* **Directions**
The listing below must be repeated word for word, with its images excluded.
[Start of Input]
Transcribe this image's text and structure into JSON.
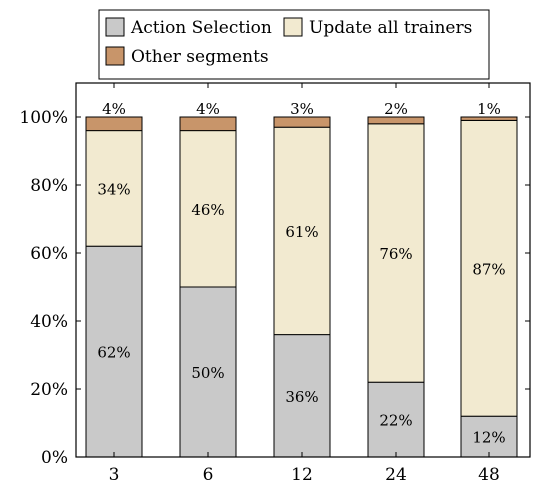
{
  "chart_data": {
    "type": "bar",
    "stacked": true,
    "categories": [
      "3",
      "6",
      "12",
      "24",
      "48"
    ],
    "series": [
      {
        "name": "Action Selection",
        "values": [
          62,
          50,
          36,
          22,
          12
        ],
        "labels": [
          "62%",
          "50%",
          "36%",
          "22%",
          "12%"
        ],
        "color": "#c9c9c9"
      },
      {
        "name": "Update all trainers",
        "values": [
          34,
          46,
          61,
          76,
          87
        ],
        "labels": [
          "34%",
          "46%",
          "61%",
          "76%",
          "87%"
        ],
        "color": "#f2ead0"
      },
      {
        "name": "Other segments",
        "values": [
          4,
          4,
          3,
          2,
          1
        ],
        "labels": [
          "4%",
          "4%",
          "3%",
          "2%",
          "1%"
        ],
        "color": "#c8956a"
      }
    ],
    "ylim": [
      0,
      110
    ],
    "yticks": [
      0,
      20,
      40,
      60,
      80,
      100
    ],
    "ytick_labels": [
      "0%",
      "20%",
      "40%",
      "60%",
      "80%",
      "100%"
    ],
    "xlabel": "",
    "ylabel": "",
    "grid": false,
    "legend_position": "top"
  }
}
[End of Input]
* **The reply**
Transcribe this image's text and structure into JSON.
{
  "chart_data": {
    "type": "bar",
    "stacked": true,
    "categories": [
      "3",
      "6",
      "12",
      "24",
      "48"
    ],
    "series": [
      {
        "name": "Action Selection",
        "values": [
          62,
          50,
          36,
          22,
          12
        ],
        "labels": [
          "62%",
          "50%",
          "36%",
          "22%",
          "12%"
        ],
        "color": "#c9c9c9"
      },
      {
        "name": "Update all trainers",
        "values": [
          34,
          46,
          61,
          76,
          87
        ],
        "labels": [
          "34%",
          "46%",
          "61%",
          "76%",
          "87%"
        ],
        "color": "#f2ead0"
      },
      {
        "name": "Other segments",
        "values": [
          4,
          4,
          3,
          2,
          1
        ],
        "labels": [
          "4%",
          "4%",
          "3%",
          "2%",
          "1%"
        ],
        "color": "#c8956a"
      }
    ],
    "ylim": [
      0,
      110
    ],
    "yticks": [
      0,
      20,
      40,
      60,
      80,
      100
    ],
    "ytick_labels": [
      "0%",
      "20%",
      "40%",
      "60%",
      "80%",
      "100%"
    ],
    "xlabel": "",
    "ylabel": "",
    "grid": false,
    "legend_position": "top"
  }
}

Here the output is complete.